▶ _EXERCISE PROMPT_:
Extract all data as written.

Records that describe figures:
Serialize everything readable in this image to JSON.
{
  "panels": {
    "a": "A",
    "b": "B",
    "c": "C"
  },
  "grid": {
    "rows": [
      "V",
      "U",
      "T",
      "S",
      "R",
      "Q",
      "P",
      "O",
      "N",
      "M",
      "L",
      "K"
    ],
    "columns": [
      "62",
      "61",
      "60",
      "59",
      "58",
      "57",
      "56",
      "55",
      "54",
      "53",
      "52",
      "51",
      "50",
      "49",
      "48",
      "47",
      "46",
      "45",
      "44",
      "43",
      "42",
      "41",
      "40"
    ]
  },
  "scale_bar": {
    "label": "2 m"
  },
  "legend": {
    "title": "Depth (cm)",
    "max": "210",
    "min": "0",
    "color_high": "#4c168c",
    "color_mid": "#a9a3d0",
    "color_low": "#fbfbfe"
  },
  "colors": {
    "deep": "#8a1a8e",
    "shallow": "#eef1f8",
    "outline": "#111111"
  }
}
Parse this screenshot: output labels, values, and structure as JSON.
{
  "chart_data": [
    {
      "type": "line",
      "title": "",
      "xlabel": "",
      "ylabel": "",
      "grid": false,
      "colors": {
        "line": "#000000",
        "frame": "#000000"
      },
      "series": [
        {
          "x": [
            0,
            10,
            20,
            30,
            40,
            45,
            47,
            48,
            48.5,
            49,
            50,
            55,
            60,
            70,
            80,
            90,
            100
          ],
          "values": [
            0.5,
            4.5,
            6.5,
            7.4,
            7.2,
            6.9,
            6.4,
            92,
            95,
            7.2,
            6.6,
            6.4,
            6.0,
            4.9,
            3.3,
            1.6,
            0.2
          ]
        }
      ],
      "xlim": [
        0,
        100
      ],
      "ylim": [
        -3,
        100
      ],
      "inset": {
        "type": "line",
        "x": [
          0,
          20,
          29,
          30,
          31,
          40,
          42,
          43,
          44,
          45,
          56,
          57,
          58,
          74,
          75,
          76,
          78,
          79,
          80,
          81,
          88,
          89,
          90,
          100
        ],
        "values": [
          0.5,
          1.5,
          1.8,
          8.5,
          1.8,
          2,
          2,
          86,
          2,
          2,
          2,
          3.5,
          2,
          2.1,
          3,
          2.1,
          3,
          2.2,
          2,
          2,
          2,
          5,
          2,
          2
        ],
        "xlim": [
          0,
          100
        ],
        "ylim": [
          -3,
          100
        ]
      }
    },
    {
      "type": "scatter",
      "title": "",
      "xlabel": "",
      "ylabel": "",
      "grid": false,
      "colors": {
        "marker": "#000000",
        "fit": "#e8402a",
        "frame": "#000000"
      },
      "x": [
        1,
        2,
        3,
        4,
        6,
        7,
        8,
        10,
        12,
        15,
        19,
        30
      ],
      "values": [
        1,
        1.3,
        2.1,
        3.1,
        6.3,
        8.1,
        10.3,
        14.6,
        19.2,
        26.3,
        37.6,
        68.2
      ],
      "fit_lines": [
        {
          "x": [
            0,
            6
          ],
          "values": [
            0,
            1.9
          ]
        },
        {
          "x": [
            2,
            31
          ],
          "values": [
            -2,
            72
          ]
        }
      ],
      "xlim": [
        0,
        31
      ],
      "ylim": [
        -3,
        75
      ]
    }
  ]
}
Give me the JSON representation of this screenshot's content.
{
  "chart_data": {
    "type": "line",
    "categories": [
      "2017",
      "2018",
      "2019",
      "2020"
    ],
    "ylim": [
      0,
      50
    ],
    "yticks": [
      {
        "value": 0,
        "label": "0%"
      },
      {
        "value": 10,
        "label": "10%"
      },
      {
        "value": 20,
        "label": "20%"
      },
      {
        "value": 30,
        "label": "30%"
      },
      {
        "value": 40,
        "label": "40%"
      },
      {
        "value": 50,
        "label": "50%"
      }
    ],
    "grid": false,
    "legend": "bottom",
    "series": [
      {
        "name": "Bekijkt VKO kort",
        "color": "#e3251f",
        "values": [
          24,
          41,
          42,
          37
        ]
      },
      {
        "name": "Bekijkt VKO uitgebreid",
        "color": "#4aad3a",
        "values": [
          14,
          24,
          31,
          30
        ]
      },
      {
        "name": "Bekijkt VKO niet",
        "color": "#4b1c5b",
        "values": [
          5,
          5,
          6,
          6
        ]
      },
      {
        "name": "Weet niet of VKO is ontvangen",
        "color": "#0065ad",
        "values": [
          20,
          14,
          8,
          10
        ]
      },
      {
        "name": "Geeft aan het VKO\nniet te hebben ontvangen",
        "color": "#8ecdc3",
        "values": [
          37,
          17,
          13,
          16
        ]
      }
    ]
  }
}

▶ _TASK RESULT_:
Serialize everything readable in this image to JSON.
{
  "panels": {
    "a": "A",
    "b": "B",
    "c": "C"
  },
  "grid": {
    "rows": [
      "V",
      "U",
      "T",
      "S",
      "R",
      "Q",
      "P",
      "O",
      "N",
      "M",
      "L",
      "K"
    ],
    "columns": [
      "62",
      "61",
      "60",
      "59",
      "58",
      "57",
      "56",
      "55",
      "54",
      "53",
      "52",
      "51",
      "50",
      "49",
      "48",
      "47",
      "46",
      "45",
      "44",
      "43",
      "42",
      "41",
      "40"
    ]
  },
  "scale_bar": {
    "label": "2 m"
  },
  "legend": {
    "title": "Depth (cm)",
    "max": "210",
    "min": "0",
    "color_high": "#4c168c",
    "color_mid": "#a9a3d0",
    "color_low": "#fbfbfe"
  },
  "colors": {
    "deep": "#8a1a8e",
    "shallow": "#eef1f8",
    "outline": "#111111"
  }
}
Parse this screenshot: output labels, values, and structure as JSON.
{
  "chart_data": [
    {
      "type": "line",
      "title": "",
      "xlabel": "",
      "ylabel": "",
      "grid": false,
      "colors": {
        "line": "#000000",
        "frame": "#000000"
      },
      "series": [
        {
          "x": [
            0,
            10,
            20,
            30,
            40,
            45,
            47,
            48,
            48.5,
            49,
            50,
            55,
            60,
            70,
            80,
            90,
            100
          ],
          "values": [
            0.5,
            4.5,
            6.5,
            7.4,
            7.2,
            6.9,
            6.4,
            92,
            95,
            7.2,
            6.6,
            6.4,
            6.0,
            4.9,
            3.3,
            1.6,
            0.2
          ]
        }
      ],
      "xlim": [
        0,
        100
      ],
      "ylim": [
        -3,
        100
      ],
      "inset": {
        "type": "line",
        "x": [
          0,
          20,
          29,
          30,
          31,
          40,
          42,
          43,
          44,
          45,
          56,
          57,
          58,
          74,
          75,
          76,
          78,
          79,
          80,
          81,
          88,
          89,
          90,
          100
        ],
        "values": [
          0.5,
          1.5,
          1.8,
          8.5,
          1.8,
          2,
          2,
          86,
          2,
          2,
          2,
          3.5,
          2,
          2.1,
          3,
          2.1,
          3,
          2.2,
          2,
          2,
          2,
          5,
          2,
          2
        ],
        "xlim": [
          0,
          100
        ],
        "ylim": [
          -3,
          100
        ]
      }
    },
    {
      "type": "scatter",
      "title": "",
      "xlabel": "",
      "ylabel": "",
      "grid": false,
      "colors": {
        "marker": "#000000",
        "fit": "#e8402a",
        "frame": "#000000"
      },
      "x": [
        1,
        2,
        3,
        4,
        6,
        7,
        8,
        10,
        12,
        15,
        19,
        30
      ],
      "values": [
        1,
        1.3,
        2.1,
        3.1,
        6.3,
        8.1,
        10.3,
        14.6,
        19.2,
        26.3,
        37.6,
        68.2
      ],
      "fit_lines": [
        {
          "x": [
            0,
            6
          ],
          "values": [
            0,
            1.9
          ]
        },
        {
          "x": [
            2,
            31
          ],
          "values": [
            -2,
            72
          ]
        }
      ],
      "xlim": [
        0,
        31
      ],
      "ylim": [
        -3,
        75
      ]
    }
  ]
}
Give me the JSON representation of this screenshot's content.
{
  "chart_data": {
    "type": "line",
    "categories": [
      "2017",
      "2018",
      "2019",
      "2020"
    ],
    "ylim": [
      0,
      50
    ],
    "yticks": [
      {
        "value": 0,
        "label": "0%"
      },
      {
        "value": 10,
        "label": "10%"
      },
      {
        "value": 20,
        "label": "20%"
      },
      {
        "value": 30,
        "label": "30%"
      },
      {
        "value": 40,
        "label": "40%"
      },
      {
        "value": 50,
        "label": "50%"
      }
    ],
    "grid": false,
    "legend": "bottom",
    "series": [
      {
        "name": "Bekijkt VKO kort",
        "color": "#e3251f",
        "values": [
          24,
          41,
          42,
          37
        ]
      },
      {
        "name": "Bekijkt VKO uitgebreid",
        "color": "#4aad3a",
        "values": [
          14,
          24,
          31,
          30
        ]
      },
      {
        "name": "Bekijkt VKO niet",
        "color": "#4b1c5b",
        "values": [
          5,
          5,
          6,
          6
        ]
      },
      {
        "name": "Weet niet of VKO is ontvangen",
        "color": "#0065ad",
        "values": [
          20,
          14,
          8,
          10
        ]
      },
      {
        "name": "Geeft aan het VKO\nniet te hebben ontvangen",
        "color": "#8ecdc3",
        "values": [
          37,
          17,
          13,
          16
        ]
      }
    ]
  }
}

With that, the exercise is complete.